Exercise instructions » Give the stretch of items from the line containing "y-left-tick-label: 10 — [22, 271, 38, 287]" through the line containing "info-left: Q = 21.06" as a Markdown table with two columns, Row and Item line. Number the rows in the Row column and leave out any blank lines.

Extracted data »

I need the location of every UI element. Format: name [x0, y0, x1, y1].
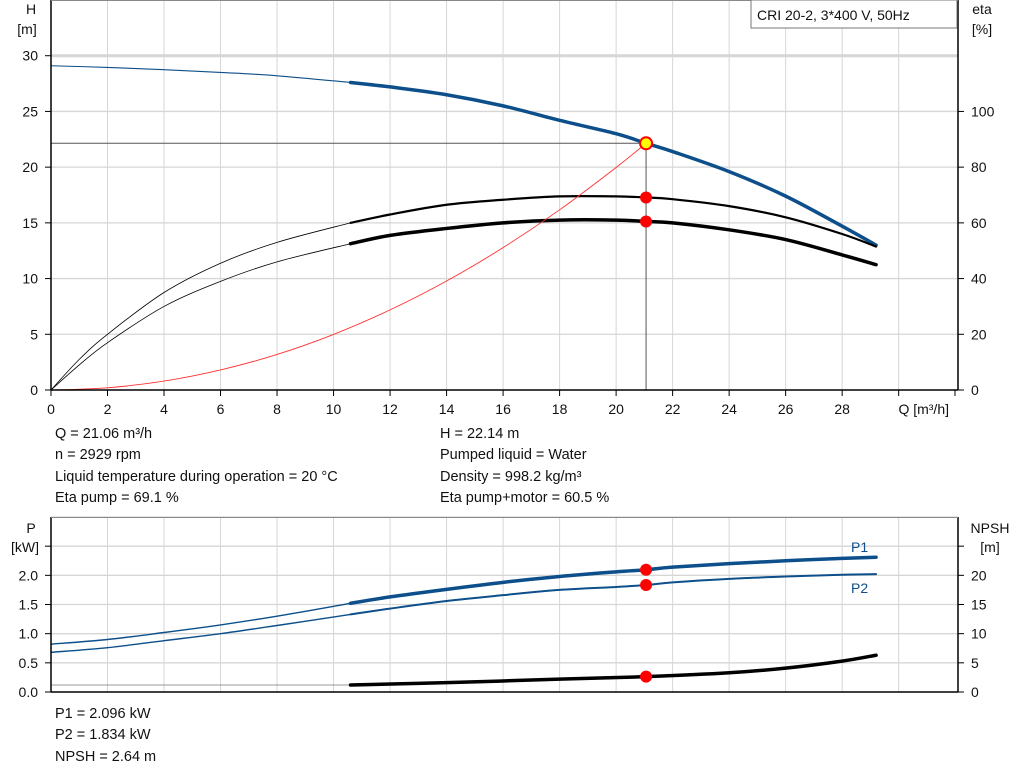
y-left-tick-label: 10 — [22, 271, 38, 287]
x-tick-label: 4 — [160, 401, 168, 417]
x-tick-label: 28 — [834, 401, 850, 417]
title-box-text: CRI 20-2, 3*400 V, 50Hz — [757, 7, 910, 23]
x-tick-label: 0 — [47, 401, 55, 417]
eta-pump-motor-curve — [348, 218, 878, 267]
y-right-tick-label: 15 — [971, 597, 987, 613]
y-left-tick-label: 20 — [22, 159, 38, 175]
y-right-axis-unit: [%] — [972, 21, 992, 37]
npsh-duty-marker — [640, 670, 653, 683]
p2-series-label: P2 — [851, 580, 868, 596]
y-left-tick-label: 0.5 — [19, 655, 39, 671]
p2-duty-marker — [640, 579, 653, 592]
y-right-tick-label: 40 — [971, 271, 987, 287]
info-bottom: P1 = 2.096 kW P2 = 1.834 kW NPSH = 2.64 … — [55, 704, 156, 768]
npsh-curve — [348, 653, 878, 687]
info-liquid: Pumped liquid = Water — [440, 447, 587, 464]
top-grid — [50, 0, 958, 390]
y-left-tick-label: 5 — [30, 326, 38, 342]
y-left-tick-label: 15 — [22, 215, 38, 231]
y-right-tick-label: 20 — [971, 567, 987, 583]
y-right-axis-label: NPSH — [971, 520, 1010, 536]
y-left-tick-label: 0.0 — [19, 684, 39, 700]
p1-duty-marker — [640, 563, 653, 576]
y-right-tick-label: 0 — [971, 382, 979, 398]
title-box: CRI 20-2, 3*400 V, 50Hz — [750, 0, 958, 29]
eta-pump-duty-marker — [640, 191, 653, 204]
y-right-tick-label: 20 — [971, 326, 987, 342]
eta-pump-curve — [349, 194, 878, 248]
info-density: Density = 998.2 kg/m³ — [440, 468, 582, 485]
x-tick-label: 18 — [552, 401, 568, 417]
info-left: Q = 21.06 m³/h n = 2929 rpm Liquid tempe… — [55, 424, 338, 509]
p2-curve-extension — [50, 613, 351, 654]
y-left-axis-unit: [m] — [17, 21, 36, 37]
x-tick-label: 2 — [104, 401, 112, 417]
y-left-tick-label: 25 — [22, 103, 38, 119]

Written solution »
| Row | Item line |
|---|---|
| 1 | y-left-tick-label: 10 — [22, 271, 38, 287] |
| 2 | x-tick-label: 4 — [160, 401, 168, 417] |
| 3 | x-tick-label: 28 — [834, 401, 850, 417] |
| 4 | title-box-text: CRI 20-2, 3*400 V, 50Hz — [757, 7, 910, 23] |
| 5 | x-tick-label: 0 — [47, 401, 55, 417] |
| 6 | eta-pump-motor-curve — [348, 218, 878, 267] |
| 7 | y-right-tick-label: 15 — [971, 597, 987, 613] |
| 8 | y-left-tick-label: 20 — [22, 159, 38, 175] |
| 9 | y-right-axis-unit: [%] — [972, 21, 992, 37] |
| 10 | npsh-duty-marker — [640, 670, 653, 683] |
| 11 | p2-series-label: P2 — [851, 580, 868, 596] |
| 12 | y-left-tick-label: 0.5 — [19, 655, 39, 671] |
| 13 | p2-duty-marker — [640, 579, 653, 592] |
| 14 | y-right-tick-label: 40 — [971, 271, 987, 287] |
| 15 | info-bottom: P1 = 2.096 kW P2 = 1.834 kW NPSH = 2.64 … — [55, 704, 156, 768] |
| 16 | npsh-curve — [348, 653, 878, 687] |
| 17 | info-liquid: Pumped liquid = Water — [440, 447, 587, 464] |
| 18 | top-grid — [50, 0, 958, 390] |
| 19 | y-left-tick-label: 5 — [30, 326, 38, 342] |
| 20 | y-left-tick-label: 15 — [22, 215, 38, 231] |
| 21 | y-right-tick-label: 20 — [971, 567, 987, 583] |
| 22 | y-right-axis-label: NPSH — [971, 520, 1010, 536] |
| 23 | y-left-tick-label: 0.0 — [19, 684, 39, 700] |
| 24 | p1-duty-marker — [640, 563, 653, 576] |
| 25 | y-right-tick-label: 0 — [971, 382, 979, 398] |
| 26 | title-box: CRI 20-2, 3*400 V, 50Hz — [750, 0, 958, 29] |
| 27 | eta-pump-duty-marker — [640, 191, 653, 204] |
| 28 | y-right-tick-label: 20 — [971, 326, 987, 342] |
| 29 | eta-pump-curve — [349, 194, 878, 248] |
| 30 | info-density: Density = 998.2 kg/m³ — [440, 468, 582, 485] |
| 31 | x-tick-label: 18 — [552, 401, 568, 417] |
| 32 | info-left: Q = 21.06 m³/h n = 2929 rpm Liquid tempe… — [55, 424, 338, 509] |